== Written task ==
Print every line of the items from the one containing "Give bounding boxes" down to the one containing "parts-header-no: № xyxy=(593,127,624,139)", with both of those lines included, and leave the pictures out.

== Material provided ==
--- BEGIN ---
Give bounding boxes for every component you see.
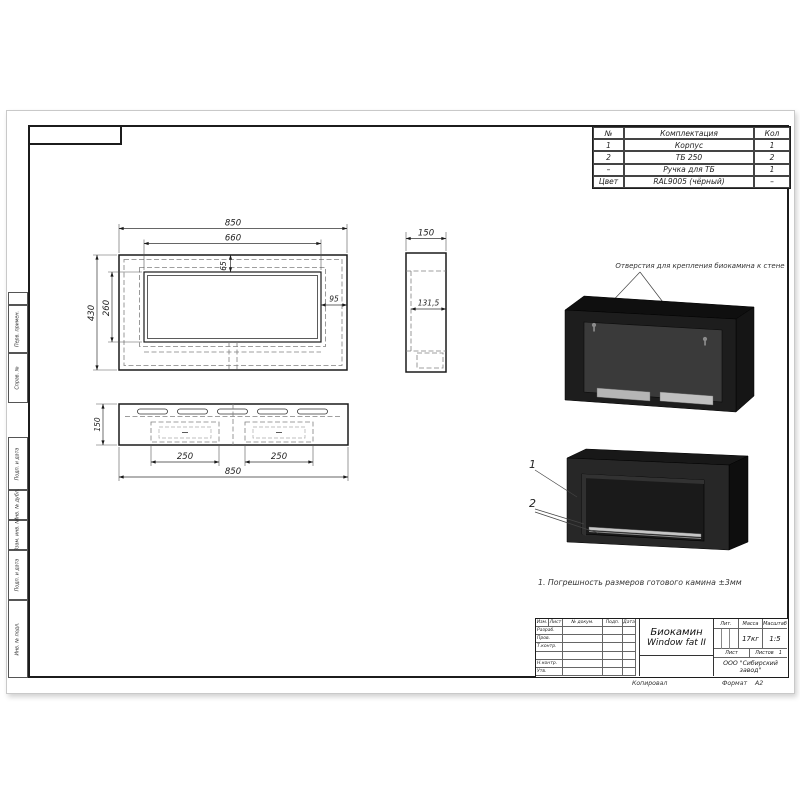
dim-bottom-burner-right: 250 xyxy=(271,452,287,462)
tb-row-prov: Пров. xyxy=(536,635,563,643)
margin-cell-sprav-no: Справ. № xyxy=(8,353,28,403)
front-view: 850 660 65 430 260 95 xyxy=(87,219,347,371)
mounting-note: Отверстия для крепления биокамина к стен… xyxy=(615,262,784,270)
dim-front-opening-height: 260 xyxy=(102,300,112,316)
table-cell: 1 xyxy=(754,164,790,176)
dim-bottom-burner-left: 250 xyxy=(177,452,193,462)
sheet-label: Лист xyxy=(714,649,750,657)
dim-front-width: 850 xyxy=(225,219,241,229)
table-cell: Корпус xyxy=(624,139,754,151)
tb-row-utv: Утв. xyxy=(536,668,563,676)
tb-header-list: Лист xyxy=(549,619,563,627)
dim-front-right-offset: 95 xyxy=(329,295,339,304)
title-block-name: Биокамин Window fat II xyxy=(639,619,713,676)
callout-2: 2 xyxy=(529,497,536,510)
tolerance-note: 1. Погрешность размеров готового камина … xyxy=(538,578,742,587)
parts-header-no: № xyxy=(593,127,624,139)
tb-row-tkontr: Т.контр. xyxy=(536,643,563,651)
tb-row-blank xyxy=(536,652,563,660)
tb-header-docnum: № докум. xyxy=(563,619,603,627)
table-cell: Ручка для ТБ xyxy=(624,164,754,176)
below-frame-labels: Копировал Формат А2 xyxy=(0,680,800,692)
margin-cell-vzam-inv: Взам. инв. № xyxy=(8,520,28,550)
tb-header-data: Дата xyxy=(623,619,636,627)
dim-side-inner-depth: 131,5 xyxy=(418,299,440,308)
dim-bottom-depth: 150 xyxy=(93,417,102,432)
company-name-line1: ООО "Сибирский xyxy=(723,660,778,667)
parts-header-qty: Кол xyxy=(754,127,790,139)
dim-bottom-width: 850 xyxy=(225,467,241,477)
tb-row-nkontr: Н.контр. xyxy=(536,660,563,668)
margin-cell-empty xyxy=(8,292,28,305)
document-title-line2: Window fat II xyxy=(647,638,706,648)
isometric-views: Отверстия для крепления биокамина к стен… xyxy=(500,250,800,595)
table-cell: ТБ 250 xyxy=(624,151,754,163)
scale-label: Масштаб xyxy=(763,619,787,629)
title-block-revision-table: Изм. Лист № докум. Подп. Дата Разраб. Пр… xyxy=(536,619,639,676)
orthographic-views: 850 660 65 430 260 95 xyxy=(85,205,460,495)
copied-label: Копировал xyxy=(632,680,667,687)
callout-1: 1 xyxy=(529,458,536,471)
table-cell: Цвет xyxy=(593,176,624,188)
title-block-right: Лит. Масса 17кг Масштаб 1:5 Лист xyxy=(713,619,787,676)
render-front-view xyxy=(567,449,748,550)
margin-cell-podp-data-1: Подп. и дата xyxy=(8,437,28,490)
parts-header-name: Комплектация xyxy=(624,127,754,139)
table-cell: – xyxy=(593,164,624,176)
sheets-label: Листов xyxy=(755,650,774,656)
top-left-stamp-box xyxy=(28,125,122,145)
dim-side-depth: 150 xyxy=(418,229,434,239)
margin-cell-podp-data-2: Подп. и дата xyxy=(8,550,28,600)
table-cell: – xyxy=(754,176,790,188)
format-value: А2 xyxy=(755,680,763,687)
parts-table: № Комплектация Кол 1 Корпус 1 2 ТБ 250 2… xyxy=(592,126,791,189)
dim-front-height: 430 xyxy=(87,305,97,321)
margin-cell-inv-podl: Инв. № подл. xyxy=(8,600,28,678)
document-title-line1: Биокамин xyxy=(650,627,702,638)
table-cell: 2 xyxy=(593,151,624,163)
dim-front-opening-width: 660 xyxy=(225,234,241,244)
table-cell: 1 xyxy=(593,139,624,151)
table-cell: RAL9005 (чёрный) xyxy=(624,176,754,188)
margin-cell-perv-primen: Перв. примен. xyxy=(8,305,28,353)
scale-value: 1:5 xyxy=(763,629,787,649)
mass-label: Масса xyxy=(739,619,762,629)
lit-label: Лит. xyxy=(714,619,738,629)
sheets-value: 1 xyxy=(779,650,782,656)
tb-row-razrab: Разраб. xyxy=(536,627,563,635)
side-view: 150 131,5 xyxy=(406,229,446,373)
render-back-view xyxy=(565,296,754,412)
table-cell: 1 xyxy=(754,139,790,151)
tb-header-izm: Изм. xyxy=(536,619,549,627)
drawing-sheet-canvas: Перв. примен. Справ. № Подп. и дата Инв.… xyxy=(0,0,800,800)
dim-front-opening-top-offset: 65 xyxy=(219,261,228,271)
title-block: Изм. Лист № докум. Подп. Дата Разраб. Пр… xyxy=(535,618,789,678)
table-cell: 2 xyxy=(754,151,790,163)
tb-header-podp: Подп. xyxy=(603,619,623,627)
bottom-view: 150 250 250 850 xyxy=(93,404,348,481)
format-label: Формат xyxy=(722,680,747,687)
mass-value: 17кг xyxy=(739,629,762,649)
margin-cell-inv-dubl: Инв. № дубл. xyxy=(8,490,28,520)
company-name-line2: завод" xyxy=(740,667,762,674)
--- END ---
--- BEGIN ---
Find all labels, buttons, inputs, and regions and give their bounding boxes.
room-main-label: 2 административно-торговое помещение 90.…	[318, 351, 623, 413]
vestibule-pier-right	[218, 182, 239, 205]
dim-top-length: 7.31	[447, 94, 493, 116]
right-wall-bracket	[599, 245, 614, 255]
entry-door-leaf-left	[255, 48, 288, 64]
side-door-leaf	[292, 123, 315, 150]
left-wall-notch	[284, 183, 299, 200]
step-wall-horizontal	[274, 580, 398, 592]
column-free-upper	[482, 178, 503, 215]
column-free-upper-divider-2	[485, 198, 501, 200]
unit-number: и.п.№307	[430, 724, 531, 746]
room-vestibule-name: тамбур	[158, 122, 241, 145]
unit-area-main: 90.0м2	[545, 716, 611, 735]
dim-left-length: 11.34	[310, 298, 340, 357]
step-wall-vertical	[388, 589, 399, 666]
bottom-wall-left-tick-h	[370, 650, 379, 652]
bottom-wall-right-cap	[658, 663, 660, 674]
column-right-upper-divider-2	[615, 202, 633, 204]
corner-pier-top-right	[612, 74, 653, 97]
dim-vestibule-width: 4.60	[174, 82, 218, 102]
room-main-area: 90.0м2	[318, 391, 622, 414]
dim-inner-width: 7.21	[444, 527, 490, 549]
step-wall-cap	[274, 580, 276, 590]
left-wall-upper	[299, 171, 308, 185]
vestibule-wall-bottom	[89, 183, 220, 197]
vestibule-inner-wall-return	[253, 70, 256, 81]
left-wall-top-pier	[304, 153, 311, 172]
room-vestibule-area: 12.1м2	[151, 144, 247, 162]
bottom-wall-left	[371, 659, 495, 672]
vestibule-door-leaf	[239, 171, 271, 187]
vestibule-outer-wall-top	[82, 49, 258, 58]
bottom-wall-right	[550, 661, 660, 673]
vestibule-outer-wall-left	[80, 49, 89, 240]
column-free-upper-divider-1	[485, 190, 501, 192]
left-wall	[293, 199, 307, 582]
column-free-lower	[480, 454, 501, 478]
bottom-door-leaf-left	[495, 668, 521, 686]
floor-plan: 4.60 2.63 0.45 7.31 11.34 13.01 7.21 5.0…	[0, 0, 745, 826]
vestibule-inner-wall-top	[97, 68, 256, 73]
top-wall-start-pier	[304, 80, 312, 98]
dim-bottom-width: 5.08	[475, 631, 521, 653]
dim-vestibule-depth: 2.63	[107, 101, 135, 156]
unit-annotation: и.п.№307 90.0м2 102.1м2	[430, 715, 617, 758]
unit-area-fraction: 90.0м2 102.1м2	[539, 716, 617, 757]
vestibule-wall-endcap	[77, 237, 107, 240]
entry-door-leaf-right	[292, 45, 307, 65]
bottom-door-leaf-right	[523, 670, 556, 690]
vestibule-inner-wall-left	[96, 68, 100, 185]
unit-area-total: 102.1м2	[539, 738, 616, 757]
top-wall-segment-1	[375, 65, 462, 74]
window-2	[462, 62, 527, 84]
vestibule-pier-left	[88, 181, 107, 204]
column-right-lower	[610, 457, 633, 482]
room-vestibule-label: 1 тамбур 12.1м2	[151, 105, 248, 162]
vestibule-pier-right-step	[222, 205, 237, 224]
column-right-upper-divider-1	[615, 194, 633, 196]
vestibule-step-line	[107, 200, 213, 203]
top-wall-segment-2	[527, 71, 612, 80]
--- END ---
--- BEGIN ---
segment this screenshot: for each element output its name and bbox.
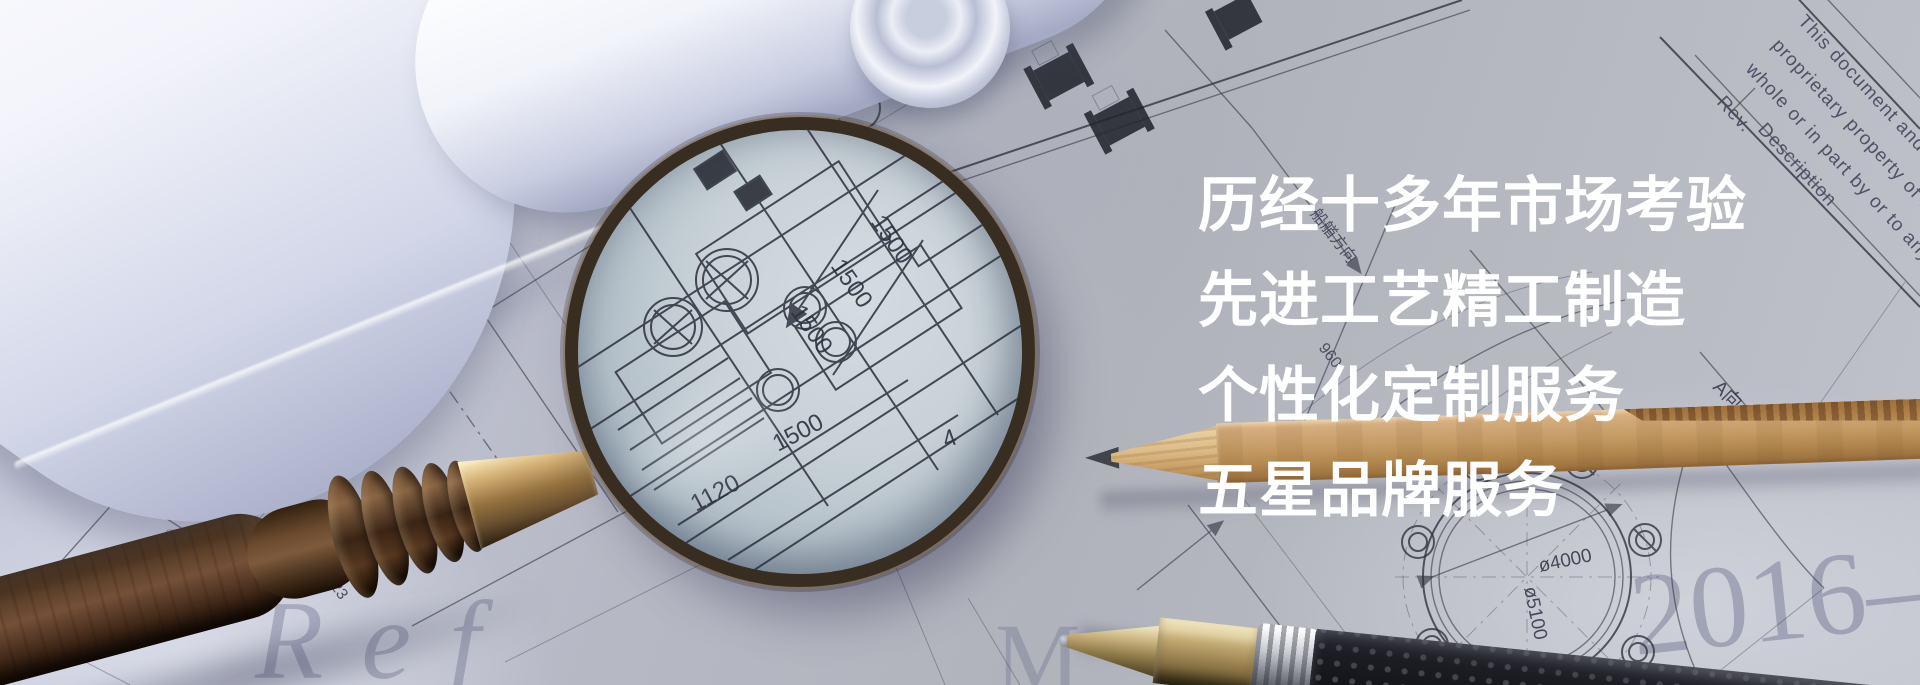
--- END ---
== Result of the task ==
Give bounding boxes for every component you see.
dim-bottom-burner-right: 250 xyxy=(271,452,287,462)
tb-row-prov: Пров. xyxy=(536,635,563,643)
margin-cell-sprav-no: Справ. № xyxy=(8,353,28,403)
front-view: 850 660 65 430 260 95 xyxy=(87,219,347,371)
mounting-note: Отверстия для крепления биокамина к стен… xyxy=(615,262,784,270)
dim-front-opening-height: 260 xyxy=(102,300,112,316)
table-cell: 1 xyxy=(754,164,790,176)
dim-bottom-burner-left: 250 xyxy=(177,452,193,462)
sheet-label: Лист xyxy=(714,649,750,657)
dim-front-width: 850 xyxy=(225,219,241,229)
table-cell: Корпус xyxy=(624,139,754,151)
tb-row-utv: Утв. xyxy=(536,668,563,676)
tb-header-list: Лист xyxy=(549,619,563,627)
dim-front-right-offset: 95 xyxy=(329,295,339,304)
title-block-name: Биокамин Window fat II xyxy=(639,619,713,676)
callout-2: 2 xyxy=(529,497,536,510)
tolerance-note: 1. Погрешность размеров готового камина … xyxy=(538,578,742,587)
parts-header-no: № xyxy=(593,127,624,139)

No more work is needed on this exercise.